▶ WHAT TO PRODUCE:
Which lines have the string "image"? Copy all of them from the entries below.

▶ RECORDS FOR THE EXERCISE:
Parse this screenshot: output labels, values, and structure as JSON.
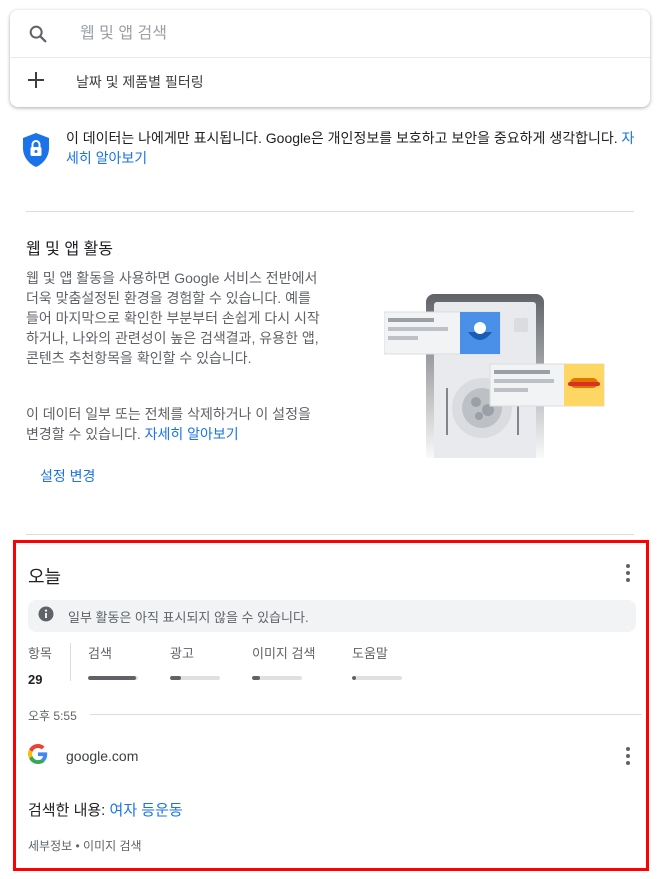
{
  "search": {
    "placeholder": "웹 및 앱 검색",
    "filter_label": "날짜 및 제품별 필터링"
  },
  "privacy": {
    "text": "이 데이터는 나에게만 표시됩니다. Google은 개인정보를 보호하고 보안을 중요하게 생각합니다.",
    "link": "자세히 알아보기"
  },
  "activity": {
    "title": "웹 및 앱 활동",
    "description": "웹 및 앱 활동을 사용하면 Google 서비스 전반에서 더욱 맞춤설정된 환경을 경험할 수 있습니다. 예를 들어 마지막으로 확인한 부분부터 손쉽게 다시 시작하거나, 나와의 관련성이 높은 검색결과, 유용한 앱, 콘텐츠 추천항목을 확인할 수 있습니다.",
    "delete_text": "이 데이터 일부 또는 전체를 삭제하거나 이 설정을 변경할 수 있습니다.",
    "delete_link": "자세히 알아보기",
    "settings_button": "설정 변경"
  },
  "today": {
    "title": "오늘",
    "notice": "일부 활동은 아직 표시되지 않을 수 있습니다.",
    "total_label": "항목",
    "total_count": "29",
    "stats": [
      {
        "label": "검색",
        "fraction": 0.95
      },
      {
        "label": "광고",
        "fraction": 0.22
      },
      {
        "label": "이미지 검색",
        "fraction": 0.15
      },
      {
        "label": "도움말",
        "fraction": 0.08
      }
    ],
    "time": "오후 5:55",
    "site": "google.com",
    "query_label": "검색한 내용: ",
    "query_text": "여자 등운동",
    "meta": "세부정보 • 이미지 검색"
  },
  "colors": {
    "accent": "#1a73e8",
    "highlight_border": "#ff0000",
    "shield": "#1a73e8"
  },
  "icons": [
    "search-icon",
    "plus-icon",
    "shield-lock-icon",
    "info-icon",
    "more-vert-icon",
    "google-g-icon"
  ]
}
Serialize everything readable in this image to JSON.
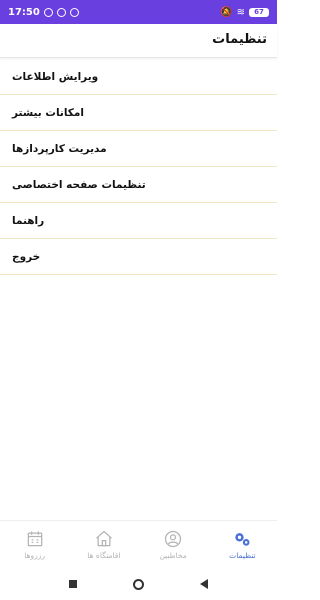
{
  "status_bar": {
    "time": "17:50",
    "battery": "67",
    "background": "#6a3fe0"
  },
  "header": {
    "title": "تنظیمات"
  },
  "menu": {
    "items": [
      {
        "label": "ویرایش اطلاعات"
      },
      {
        "label": "امکانات بیشتر"
      },
      {
        "label": "مدیریت کارپردازها"
      },
      {
        "label": "تنظیمات صفحه اختصاصی"
      },
      {
        "label": "راهنما"
      },
      {
        "label": "خروج"
      }
    ]
  },
  "bottom_nav": {
    "active_color": "#4a6fd6",
    "items": [
      {
        "label": "تنظیمات",
        "icon": "gears-icon",
        "active": true
      },
      {
        "label": "مخاطبین",
        "icon": "user-icon",
        "active": false
      },
      {
        "label": "اقامتگاه ها",
        "icon": "home-icon",
        "active": false
      },
      {
        "label": "رزروها",
        "icon": "calendar-icon",
        "active": false
      }
    ]
  }
}
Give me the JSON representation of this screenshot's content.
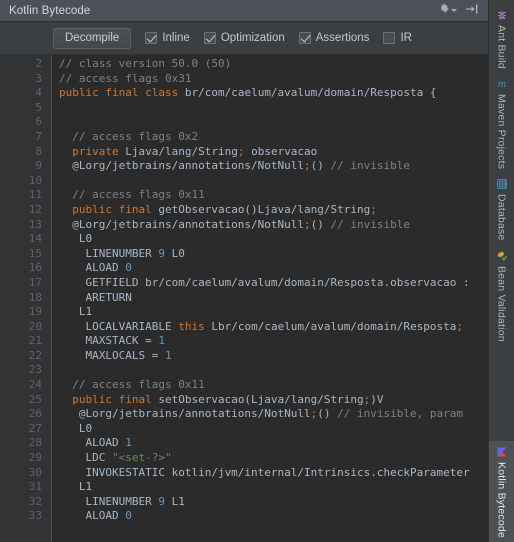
{
  "window": {
    "title": "Kotlin Bytecode",
    "actions": [
      {
        "name": "settings-gear",
        "icon": "gear-icon",
        "label": ""
      },
      {
        "name": "hide-panel",
        "icon": "hide-icon",
        "label": ""
      }
    ]
  },
  "toolbar": {
    "decompile_label": "Decompile",
    "checkboxes": [
      {
        "label": "Inline",
        "checked": true
      },
      {
        "label": "Optimization",
        "checked": true
      },
      {
        "label": "Assertions",
        "checked": true
      },
      {
        "label": "IR",
        "checked": false
      }
    ]
  },
  "editor": {
    "first_line_number": 2,
    "lines": [
      {
        "n": 2,
        "tokens": [
          {
            "t": "// class version 50.0 (50)",
            "c": "cm"
          }
        ]
      },
      {
        "n": 3,
        "tokens": [
          {
            "t": "// access flags 0x31",
            "c": "cm"
          }
        ]
      },
      {
        "n": 4,
        "tokens": [
          {
            "t": "public final class ",
            "c": "k"
          },
          {
            "t": "br/com/caelum/avalum/domain/Resposta {",
            "c": "pl"
          }
        ]
      },
      {
        "n": 5,
        "tokens": [
          {
            "t": "",
            "c": "pl"
          }
        ]
      },
      {
        "n": 6,
        "tokens": [
          {
            "t": "",
            "c": "pl"
          }
        ]
      },
      {
        "n": 7,
        "tokens": [
          {
            "t": "  // access flags 0x2",
            "c": "cm"
          }
        ]
      },
      {
        "n": 8,
        "tokens": [
          {
            "t": "  ",
            "c": "pl"
          },
          {
            "t": "private ",
            "c": "k"
          },
          {
            "t": "Ljava/lang/String",
            "c": "pl"
          },
          {
            "t": ";",
            "c": "k"
          },
          {
            "t": " observacao",
            "c": "pl"
          }
        ]
      },
      {
        "n": 9,
        "tokens": [
          {
            "t": "  @Lorg/jetbrains/annotations/NotNull",
            "c": "pl"
          },
          {
            "t": ";",
            "c": "k"
          },
          {
            "t": "() ",
            "c": "pl"
          },
          {
            "t": "// invisible",
            "c": "cm"
          }
        ]
      },
      {
        "n": 10,
        "tokens": [
          {
            "t": "",
            "c": "pl"
          }
        ]
      },
      {
        "n": 11,
        "tokens": [
          {
            "t": "  // access flags 0x11",
            "c": "cm"
          }
        ]
      },
      {
        "n": 12,
        "tokens": [
          {
            "t": "  ",
            "c": "pl"
          },
          {
            "t": "public final ",
            "c": "k"
          },
          {
            "t": "getObservacao()Ljava/lang/String",
            "c": "pl"
          },
          {
            "t": ";",
            "c": "k"
          }
        ]
      },
      {
        "n": 13,
        "tokens": [
          {
            "t": "  @Lorg/jetbrains/annotations/NotNull",
            "c": "pl"
          },
          {
            "t": ";",
            "c": "k"
          },
          {
            "t": "() ",
            "c": "pl"
          },
          {
            "t": "// invisible",
            "c": "cm"
          }
        ]
      },
      {
        "n": 14,
        "tokens": [
          {
            "t": "   L0",
            "c": "pl"
          }
        ]
      },
      {
        "n": 15,
        "tokens": [
          {
            "t": "    LINENUMBER ",
            "c": "pl"
          },
          {
            "t": "9",
            "c": "nm"
          },
          {
            "t": " L0",
            "c": "pl"
          }
        ]
      },
      {
        "n": 16,
        "tokens": [
          {
            "t": "    ALOAD ",
            "c": "pl"
          },
          {
            "t": "0",
            "c": "nm"
          }
        ]
      },
      {
        "n": 17,
        "tokens": [
          {
            "t": "    GETFIELD br/com/caelum/avalum/domain/Resposta.observacao :",
            "c": "pl"
          }
        ]
      },
      {
        "n": 18,
        "tokens": [
          {
            "t": "    ARETURN",
            "c": "pl"
          }
        ]
      },
      {
        "n": 19,
        "tokens": [
          {
            "t": "   L1",
            "c": "pl"
          }
        ]
      },
      {
        "n": 20,
        "tokens": [
          {
            "t": "    LOCALVARIABLE ",
            "c": "pl"
          },
          {
            "t": "this",
            "c": "k"
          },
          {
            "t": " Lbr/com/caelum/avalum/domain/Resposta",
            "c": "pl"
          },
          {
            "t": ";",
            "c": "k"
          }
        ]
      },
      {
        "n": 21,
        "tokens": [
          {
            "t": "    MAXSTACK = ",
            "c": "pl"
          },
          {
            "t": "1",
            "c": "nm"
          }
        ]
      },
      {
        "n": 22,
        "tokens": [
          {
            "t": "    MAXLOCALS = ",
            "c": "pl"
          },
          {
            "t": "1",
            "c": "nm"
          }
        ]
      },
      {
        "n": 23,
        "tokens": [
          {
            "t": "",
            "c": "pl"
          }
        ]
      },
      {
        "n": 24,
        "tokens": [
          {
            "t": "  // access flags 0x11",
            "c": "cm"
          }
        ]
      },
      {
        "n": 25,
        "tokens": [
          {
            "t": "  ",
            "c": "pl"
          },
          {
            "t": "public final ",
            "c": "k"
          },
          {
            "t": "setObservacao(Ljava/lang/String",
            "c": "pl"
          },
          {
            "t": ";",
            "c": "k"
          },
          {
            "t": ")V",
            "c": "pl"
          }
        ]
      },
      {
        "n": 26,
        "tokens": [
          {
            "t": "   @Lorg/jetbrains/annotations/NotNull",
            "c": "pl"
          },
          {
            "t": ";",
            "c": "k"
          },
          {
            "t": "() ",
            "c": "pl"
          },
          {
            "t": "// invisible, param",
            "c": "cm"
          }
        ]
      },
      {
        "n": 27,
        "tokens": [
          {
            "t": "   L0",
            "c": "pl"
          }
        ]
      },
      {
        "n": 28,
        "tokens": [
          {
            "t": "    ALOAD ",
            "c": "pl"
          },
          {
            "t": "1",
            "c": "nm"
          }
        ]
      },
      {
        "n": 29,
        "tokens": [
          {
            "t": "    LDC ",
            "c": "pl"
          },
          {
            "t": "\"<set-?>\"",
            "c": "st"
          }
        ]
      },
      {
        "n": 30,
        "tokens": [
          {
            "t": "    INVOKESTATIC kotlin/jvm/internal/Intrinsics.checkParameter",
            "c": "pl"
          }
        ]
      },
      {
        "n": 31,
        "tokens": [
          {
            "t": "   L1",
            "c": "pl"
          }
        ]
      },
      {
        "n": 32,
        "tokens": [
          {
            "t": "    LINENUMBER ",
            "c": "pl"
          },
          {
            "t": "9",
            "c": "nm"
          },
          {
            "t": " L1",
            "c": "pl"
          }
        ]
      },
      {
        "n": 33,
        "tokens": [
          {
            "t": "    ALOAD ",
            "c": "pl"
          },
          {
            "t": "0",
            "c": "nm"
          }
        ]
      }
    ]
  },
  "toolstrip": {
    "tabs": [
      {
        "label": "Ant Build",
        "icon": "ant-icon",
        "active": false
      },
      {
        "label": "Maven Projects",
        "icon": "maven-m-icon",
        "active": false
      },
      {
        "label": "Database",
        "icon": "database-icon",
        "active": false
      },
      {
        "label": "Bean Validation",
        "icon": "bean-icon",
        "active": false
      },
      {
        "label": "Kotlin Bytecode",
        "icon": "kotlin-icon",
        "active": true
      }
    ]
  },
  "colors": {
    "titlebar_bg": "#4B5059",
    "panel_bg": "#3C3F41",
    "editor_bg": "#2B2B2B",
    "gutter_bg": "#313335",
    "keyword": "#CC7832",
    "comment": "#808080",
    "string": "#6A8759",
    "number": "#6897BB",
    "text": "#A9B7C6"
  }
}
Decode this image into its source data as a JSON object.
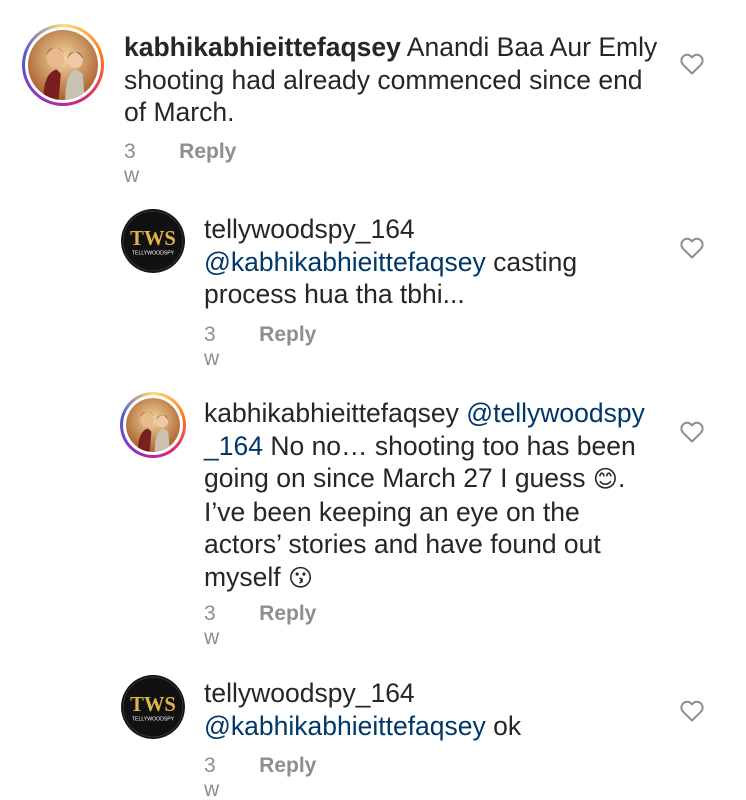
{
  "comments": [
    {
      "username": "kabhikabhieittefaqsey",
      "mention": "",
      "text": "Anandi Baa Aur Emly shooting had already commenced since end of March.",
      "time": "3 w",
      "reply_label": "Reply",
      "avatar_icon": "couple-avatar"
    },
    {
      "username": "tellywoodspy_164",
      "mention": "@kabhikabhieittefaqsey",
      "text": "casting process hua tha tbhi...",
      "time": "3 w",
      "reply_label": "Reply",
      "avatar_icon": "tws-logo-avatar",
      "logo_text": "TWS",
      "logo_subtext": "TELLYWOODSPY"
    },
    {
      "username": "kabhikabhieittefaqsey",
      "mention": "@tellywoodspy _164",
      "text_a": "No no… shooting too has been going on since March 27 I guess",
      "emoji_a": "😊",
      "text_b": ". I’ve been keeping an eye on the actors’ stories and have found out myself",
      "emoji_b": "😗",
      "time": "3 w",
      "reply_label": "Reply",
      "avatar_icon": "couple-avatar"
    },
    {
      "username": "tellywoodspy_164",
      "mention": "@kabhikabhieittefaqsey",
      "text": "ok",
      "time": "3 w",
      "reply_label": "Reply",
      "avatar_icon": "tws-logo-avatar",
      "logo_text": "TWS",
      "logo_subtext": "TELLYWOODSPY"
    }
  ],
  "colors": {
    "username": "#262626",
    "mention": "#00376b",
    "meta": "#8e8e8e",
    "heart_stroke": "#8e8e8e"
  },
  "icons": [
    "heart-outline-icon",
    "couple-avatar",
    "tws-logo-avatar"
  ]
}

▶ THE RESULT:
Serialize everything readable in this image to JSON.
Decode this image into its source data as a JSON object.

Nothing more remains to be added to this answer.